• [Dataset records]
########

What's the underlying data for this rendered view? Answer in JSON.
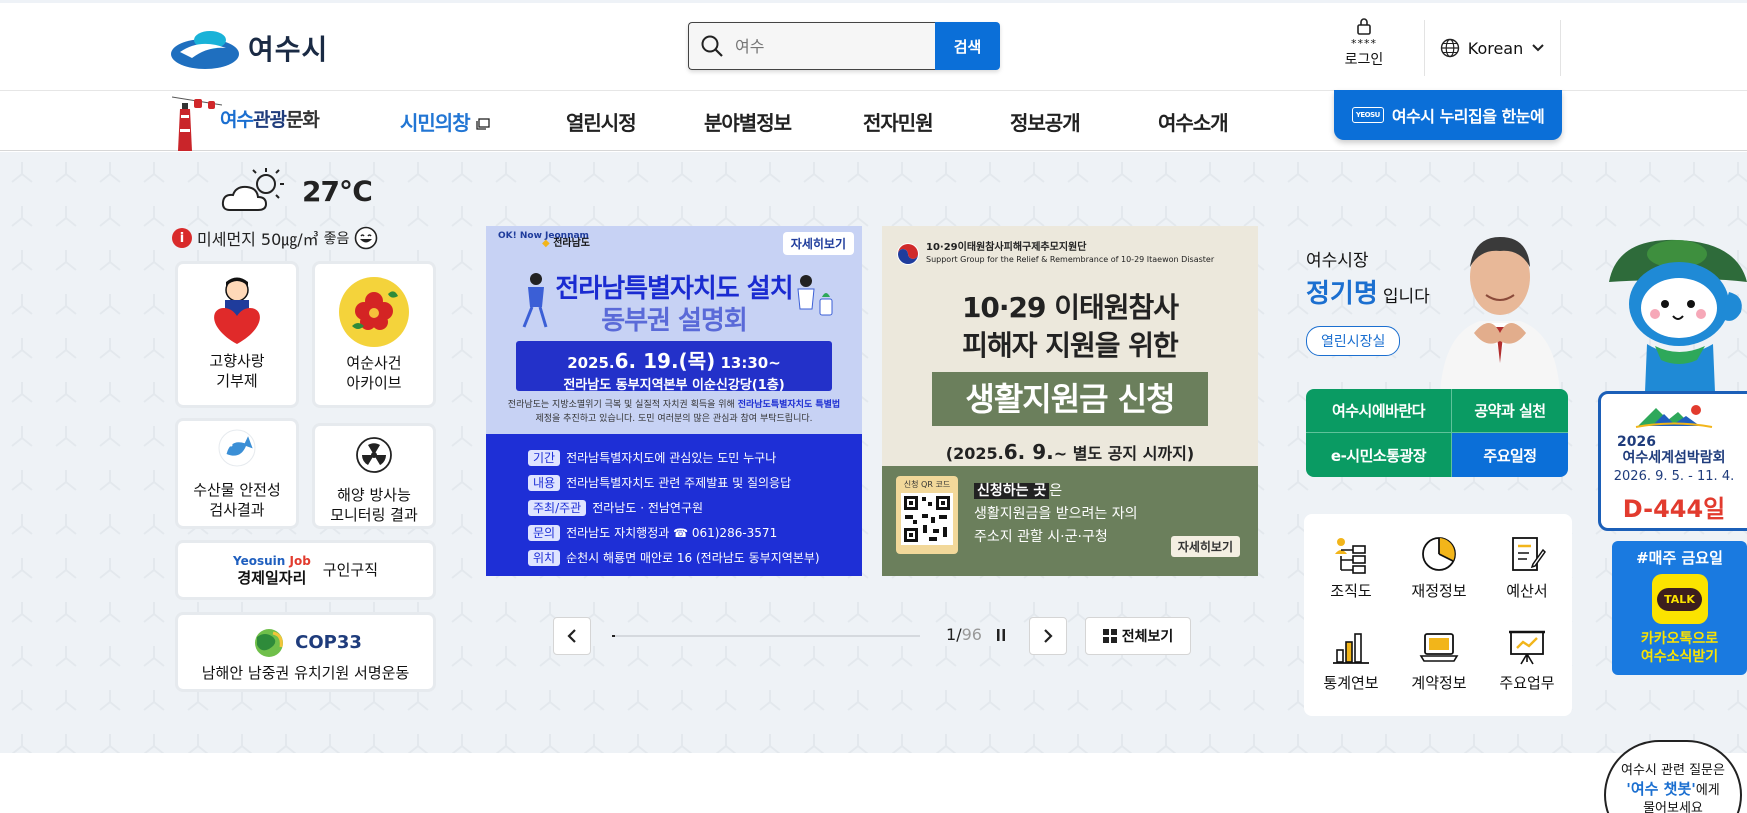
{
  "header": {
    "logo_text": "여수시",
    "search": {
      "placeholder": "여수",
      "button_label": "검색"
    },
    "login": {
      "stars": "****",
      "label": "로그인"
    },
    "language": {
      "label": "Korean"
    }
  },
  "nav": {
    "tour_label_a": "여수",
    "tour_label_b": "관광",
    "tour_label_c": "문화",
    "items": [
      {
        "label": "시민의창"
      },
      {
        "label": "열린시정"
      },
      {
        "label": "분야별정보"
      },
      {
        "label": "전자민원"
      },
      {
        "label": "정보공개"
      },
      {
        "label": "여수소개"
      }
    ],
    "cta_label": "여수시 누리집을 한눈에",
    "cta_badge": "YEOSU"
  },
  "weather": {
    "temperature": "27℃",
    "dust_label": "미세먼지",
    "dust_value": "50㎍/㎥",
    "dust_status": "좋음"
  },
  "quick_cards": [
    {
      "line1": "고향사랑",
      "line2": "기부제"
    },
    {
      "line1": "여순사건",
      "line2": "아카이브"
    },
    {
      "line1": "수산물 안전성",
      "line2": "검사결과"
    },
    {
      "line1": "해양 방사능",
      "line2": "모니터링 결과"
    }
  ],
  "job_card": {
    "brand_a": "Yeosuin",
    "brand_b": "Job",
    "title": "경제일자리",
    "label": "구인구직"
  },
  "cop_card": {
    "logo": "COP33",
    "label": "남해안 남중권 유치기원 서명운동"
  },
  "banner1": {
    "brand": "OK! Now Jeonnam",
    "org": "전라남도",
    "more": "자세히보기",
    "title_1": "전라남특별자치도 설치",
    "title_2": "동부권 설명회",
    "date_pre": "2025.",
    "date_big": "6. 19.(목)",
    "date_time": "13:30~",
    "venue": "전라남도 동부지역본부 이순신강당(1층)",
    "desc_1": "전라남도는 지방소멸위기 극복 및 실질적 자치권 획득을 위해",
    "desc_1b": "전라남도특별자치도 특별법",
    "desc_2": "제정을 추진하고 있습니다. 도민 여러분의 많은 관심과 참여 부탁드립니다.",
    "rows": [
      {
        "k": "기간",
        "v": "전라남특별자치도에 관심있는 도민 누구나"
      },
      {
        "k": "내용",
        "v": "전라남특별자치도 관련 주제발표 및 질의응답"
      },
      {
        "k": "주최/주관",
        "v": "전라남도 · 전남연구원"
      },
      {
        "k": "문의",
        "v": "전라남도 자치행정과 ☎ 061)286-3571"
      },
      {
        "k": "위치",
        "v": "순천시 해룡면 매안로 16 (전라남도 동부지역본부)"
      }
    ]
  },
  "banner2": {
    "org_ko": "10·29이태원참사피해구제추모지원단",
    "org_en": "Support Group for the Relief & Remembrance of 10-29 Itaewon Disaster",
    "title_1": "10·29 이태원참사",
    "title_2": "피해자 지원을 위한",
    "title_3": "생활지원금 신청",
    "period_pre": "(2025.",
    "period_big": "6. 9.",
    "period_post": "~ 별도 공지 시까지)",
    "qr_label": "신청 QR 코드",
    "apply_hl": "신청하는 곳",
    "apply_1": "은",
    "apply_2": "생활지원금을 받으려는 자의",
    "apply_3": "주소지 관할 시·군·구청",
    "more": "자세히보기"
  },
  "slider": {
    "current": "1",
    "separator": "/",
    "total": "96",
    "view_all": "전체보기"
  },
  "mayor": {
    "role": "여수시장",
    "name": "정기명",
    "suffix": "입니다",
    "button": "열린시장실"
  },
  "mayor_links": [
    {
      "label": "여수시에바란다"
    },
    {
      "label": "공약과 실천"
    },
    {
      "label": "e-시민소통광장"
    },
    {
      "label": "주요일정"
    }
  ],
  "quick_links": [
    {
      "label": "조직도",
      "icon": "org-chart-icon"
    },
    {
      "label": "재정정보",
      "icon": "pie-chart-icon"
    },
    {
      "label": "예산서",
      "icon": "document-edit-icon"
    },
    {
      "label": "통계연보",
      "icon": "bar-chart-icon"
    },
    {
      "label": "계약정보",
      "icon": "laptop-icon"
    },
    {
      "label": "주요업무",
      "icon": "presentation-icon"
    }
  ],
  "expo": {
    "year": "2026",
    "title": "여수세계섬박람회",
    "dates": "2026. 9. 5. - 11. 4.",
    "dday": "D-444일"
  },
  "kakao": {
    "hashtag": "#매주 금요일",
    "badge": "TALK",
    "line1": "카카오톡으로",
    "line2": "여수소식받기"
  },
  "chatbot": {
    "line1": "여수시 관련 질문은",
    "line2a": "'여수 챗봇'",
    "line2b": "에게",
    "line3": "물어보세요"
  },
  "colors": {
    "primary": "#0b6fd8",
    "green": "#0a9b63",
    "navy": "#1f3c7c",
    "dday": "#e23b2e"
  }
}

########

Tally how many lines of the records hold the word "동부지역본부". Answer with the number only.

• [RESULT]
2